> _Provided material_
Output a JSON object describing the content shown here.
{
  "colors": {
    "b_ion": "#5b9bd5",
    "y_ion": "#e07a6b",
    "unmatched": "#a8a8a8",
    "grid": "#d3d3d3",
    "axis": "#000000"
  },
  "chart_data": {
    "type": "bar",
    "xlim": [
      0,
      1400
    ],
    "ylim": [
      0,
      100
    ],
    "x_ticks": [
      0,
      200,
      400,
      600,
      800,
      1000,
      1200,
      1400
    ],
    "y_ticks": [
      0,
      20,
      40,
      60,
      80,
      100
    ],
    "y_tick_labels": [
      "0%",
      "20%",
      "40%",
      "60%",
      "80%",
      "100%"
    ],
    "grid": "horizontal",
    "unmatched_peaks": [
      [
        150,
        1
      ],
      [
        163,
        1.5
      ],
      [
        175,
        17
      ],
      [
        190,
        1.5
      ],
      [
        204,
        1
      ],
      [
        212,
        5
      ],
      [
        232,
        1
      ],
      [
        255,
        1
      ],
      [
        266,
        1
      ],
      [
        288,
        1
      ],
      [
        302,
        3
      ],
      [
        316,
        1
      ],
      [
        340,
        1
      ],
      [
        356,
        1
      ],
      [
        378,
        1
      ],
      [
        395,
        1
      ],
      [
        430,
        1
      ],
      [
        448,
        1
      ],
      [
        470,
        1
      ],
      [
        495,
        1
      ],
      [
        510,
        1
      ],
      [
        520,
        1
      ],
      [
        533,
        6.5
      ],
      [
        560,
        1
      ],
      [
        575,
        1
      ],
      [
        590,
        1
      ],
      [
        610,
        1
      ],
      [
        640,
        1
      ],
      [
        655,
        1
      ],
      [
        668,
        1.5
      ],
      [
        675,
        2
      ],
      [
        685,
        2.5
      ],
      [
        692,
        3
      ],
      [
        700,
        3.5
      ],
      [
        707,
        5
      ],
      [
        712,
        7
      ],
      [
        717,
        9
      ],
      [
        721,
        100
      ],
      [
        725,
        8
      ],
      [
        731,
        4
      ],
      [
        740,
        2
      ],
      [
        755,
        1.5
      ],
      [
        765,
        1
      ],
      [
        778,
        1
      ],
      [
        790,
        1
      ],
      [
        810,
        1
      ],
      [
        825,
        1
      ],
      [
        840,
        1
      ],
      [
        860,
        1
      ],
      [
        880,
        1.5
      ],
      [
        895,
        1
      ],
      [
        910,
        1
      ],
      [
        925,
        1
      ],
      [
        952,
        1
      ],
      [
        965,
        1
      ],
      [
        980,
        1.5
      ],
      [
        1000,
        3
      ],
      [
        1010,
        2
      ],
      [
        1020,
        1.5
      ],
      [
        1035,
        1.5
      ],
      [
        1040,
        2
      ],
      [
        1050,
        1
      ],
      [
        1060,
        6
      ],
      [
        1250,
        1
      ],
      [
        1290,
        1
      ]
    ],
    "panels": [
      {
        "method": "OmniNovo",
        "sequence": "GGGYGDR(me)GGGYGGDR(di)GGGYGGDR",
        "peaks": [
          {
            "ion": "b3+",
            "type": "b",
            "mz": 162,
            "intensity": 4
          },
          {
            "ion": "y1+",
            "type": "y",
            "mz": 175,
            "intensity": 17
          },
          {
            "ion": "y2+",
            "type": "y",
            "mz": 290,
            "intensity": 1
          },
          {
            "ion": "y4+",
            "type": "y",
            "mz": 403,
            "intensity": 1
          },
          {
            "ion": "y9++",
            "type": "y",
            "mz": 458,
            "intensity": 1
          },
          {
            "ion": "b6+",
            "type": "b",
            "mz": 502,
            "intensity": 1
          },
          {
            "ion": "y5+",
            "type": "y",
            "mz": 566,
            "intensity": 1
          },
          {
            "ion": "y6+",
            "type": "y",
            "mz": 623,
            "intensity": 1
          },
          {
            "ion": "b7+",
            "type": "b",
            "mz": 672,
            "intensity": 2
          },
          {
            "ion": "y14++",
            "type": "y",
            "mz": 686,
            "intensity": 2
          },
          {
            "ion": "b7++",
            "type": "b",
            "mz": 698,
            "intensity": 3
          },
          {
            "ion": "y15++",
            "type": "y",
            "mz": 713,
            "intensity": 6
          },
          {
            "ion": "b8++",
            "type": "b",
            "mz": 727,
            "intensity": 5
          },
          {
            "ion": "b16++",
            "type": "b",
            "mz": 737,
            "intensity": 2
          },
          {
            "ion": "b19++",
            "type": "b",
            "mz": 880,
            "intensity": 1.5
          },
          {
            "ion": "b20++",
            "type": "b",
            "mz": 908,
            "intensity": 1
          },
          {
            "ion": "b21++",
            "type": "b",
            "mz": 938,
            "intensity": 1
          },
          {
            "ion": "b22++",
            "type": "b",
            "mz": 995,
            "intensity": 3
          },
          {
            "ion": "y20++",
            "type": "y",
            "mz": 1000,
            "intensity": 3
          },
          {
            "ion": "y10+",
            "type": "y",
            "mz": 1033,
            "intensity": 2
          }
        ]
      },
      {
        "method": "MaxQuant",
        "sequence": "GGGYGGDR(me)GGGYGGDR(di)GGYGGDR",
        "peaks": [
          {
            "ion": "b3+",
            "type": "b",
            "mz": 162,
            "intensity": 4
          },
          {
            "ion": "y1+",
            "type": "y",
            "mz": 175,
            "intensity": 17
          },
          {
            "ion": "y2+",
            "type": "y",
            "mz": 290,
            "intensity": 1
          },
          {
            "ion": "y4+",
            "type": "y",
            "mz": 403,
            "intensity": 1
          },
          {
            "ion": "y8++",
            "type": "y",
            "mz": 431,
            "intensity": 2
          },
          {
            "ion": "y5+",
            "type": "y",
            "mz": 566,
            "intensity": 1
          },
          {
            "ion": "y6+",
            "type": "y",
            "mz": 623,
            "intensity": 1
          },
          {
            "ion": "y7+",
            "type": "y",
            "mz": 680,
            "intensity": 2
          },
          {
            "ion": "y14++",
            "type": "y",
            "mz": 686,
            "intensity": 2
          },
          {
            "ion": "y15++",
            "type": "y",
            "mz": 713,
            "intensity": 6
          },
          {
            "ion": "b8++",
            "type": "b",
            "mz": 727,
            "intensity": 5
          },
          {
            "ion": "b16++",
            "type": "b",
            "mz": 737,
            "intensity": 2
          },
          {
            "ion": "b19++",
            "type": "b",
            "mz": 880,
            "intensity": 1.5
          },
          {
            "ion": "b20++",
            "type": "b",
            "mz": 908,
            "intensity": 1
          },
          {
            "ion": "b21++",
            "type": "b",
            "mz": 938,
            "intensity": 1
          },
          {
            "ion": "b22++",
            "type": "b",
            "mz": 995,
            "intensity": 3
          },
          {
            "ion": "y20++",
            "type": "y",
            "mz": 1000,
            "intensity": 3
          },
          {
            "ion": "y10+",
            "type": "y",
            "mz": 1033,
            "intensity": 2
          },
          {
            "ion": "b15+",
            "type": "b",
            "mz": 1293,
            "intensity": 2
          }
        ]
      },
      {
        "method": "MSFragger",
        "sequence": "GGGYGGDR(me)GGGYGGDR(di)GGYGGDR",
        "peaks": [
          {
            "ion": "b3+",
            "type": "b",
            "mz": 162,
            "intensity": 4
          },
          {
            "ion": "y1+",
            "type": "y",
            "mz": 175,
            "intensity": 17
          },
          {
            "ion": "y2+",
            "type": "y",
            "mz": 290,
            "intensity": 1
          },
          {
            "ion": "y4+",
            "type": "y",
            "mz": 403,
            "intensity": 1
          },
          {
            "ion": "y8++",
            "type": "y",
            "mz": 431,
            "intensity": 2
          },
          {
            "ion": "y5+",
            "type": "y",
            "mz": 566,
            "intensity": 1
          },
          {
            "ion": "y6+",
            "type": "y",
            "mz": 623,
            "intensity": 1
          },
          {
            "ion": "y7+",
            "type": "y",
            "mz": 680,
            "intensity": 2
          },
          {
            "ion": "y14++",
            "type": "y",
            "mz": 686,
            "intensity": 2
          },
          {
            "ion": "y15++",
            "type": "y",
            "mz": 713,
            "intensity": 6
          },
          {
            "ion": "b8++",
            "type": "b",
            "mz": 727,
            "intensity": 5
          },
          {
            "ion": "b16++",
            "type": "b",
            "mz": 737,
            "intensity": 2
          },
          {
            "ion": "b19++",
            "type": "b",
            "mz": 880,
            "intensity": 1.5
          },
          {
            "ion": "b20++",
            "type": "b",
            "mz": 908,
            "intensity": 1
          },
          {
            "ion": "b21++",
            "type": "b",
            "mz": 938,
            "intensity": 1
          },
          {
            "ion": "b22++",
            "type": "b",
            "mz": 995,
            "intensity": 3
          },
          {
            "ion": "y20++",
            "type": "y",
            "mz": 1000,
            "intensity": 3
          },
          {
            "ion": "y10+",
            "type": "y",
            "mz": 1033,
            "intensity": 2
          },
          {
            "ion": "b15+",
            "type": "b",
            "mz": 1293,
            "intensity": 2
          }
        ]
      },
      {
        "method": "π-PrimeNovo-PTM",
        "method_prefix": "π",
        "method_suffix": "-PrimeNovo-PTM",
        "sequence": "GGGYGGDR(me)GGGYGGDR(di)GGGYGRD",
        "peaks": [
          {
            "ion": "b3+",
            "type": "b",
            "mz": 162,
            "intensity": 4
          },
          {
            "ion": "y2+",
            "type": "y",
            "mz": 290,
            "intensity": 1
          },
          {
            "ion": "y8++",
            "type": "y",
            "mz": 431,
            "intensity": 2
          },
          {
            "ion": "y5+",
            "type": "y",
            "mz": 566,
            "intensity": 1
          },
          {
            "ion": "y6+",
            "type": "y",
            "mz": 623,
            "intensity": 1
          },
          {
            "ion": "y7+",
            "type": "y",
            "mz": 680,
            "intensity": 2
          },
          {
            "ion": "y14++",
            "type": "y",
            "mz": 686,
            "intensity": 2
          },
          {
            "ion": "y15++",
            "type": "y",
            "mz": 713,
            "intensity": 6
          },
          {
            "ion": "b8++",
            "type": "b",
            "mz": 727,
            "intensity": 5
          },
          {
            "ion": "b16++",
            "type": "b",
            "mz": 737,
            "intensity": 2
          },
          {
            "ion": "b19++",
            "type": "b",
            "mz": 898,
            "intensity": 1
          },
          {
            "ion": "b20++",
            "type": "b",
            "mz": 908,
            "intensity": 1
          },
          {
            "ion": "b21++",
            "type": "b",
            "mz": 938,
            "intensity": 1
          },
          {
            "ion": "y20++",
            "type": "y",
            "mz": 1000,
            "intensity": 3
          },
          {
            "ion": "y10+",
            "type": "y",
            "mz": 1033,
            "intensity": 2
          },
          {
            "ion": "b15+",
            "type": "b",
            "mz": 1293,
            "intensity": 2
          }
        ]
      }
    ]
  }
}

> _Task goal_
Filter out every line that lacks the word "GGGYGGDR", and copy the rest.

> _Response below_
        "sequence": "GGGYGDR(me)GGGYGGDR(di)GGGYGGDR",
        "sequence": "GGGYGGDR(me)GGGYGGDR(di)GGYGGDR",
        "sequence": "GGGYGGDR(me)GGGYGGDR(di)GGYGGDR",
        "sequence": "GGGYGGDR(me)GGGYGGDR(di)GGGYGRD",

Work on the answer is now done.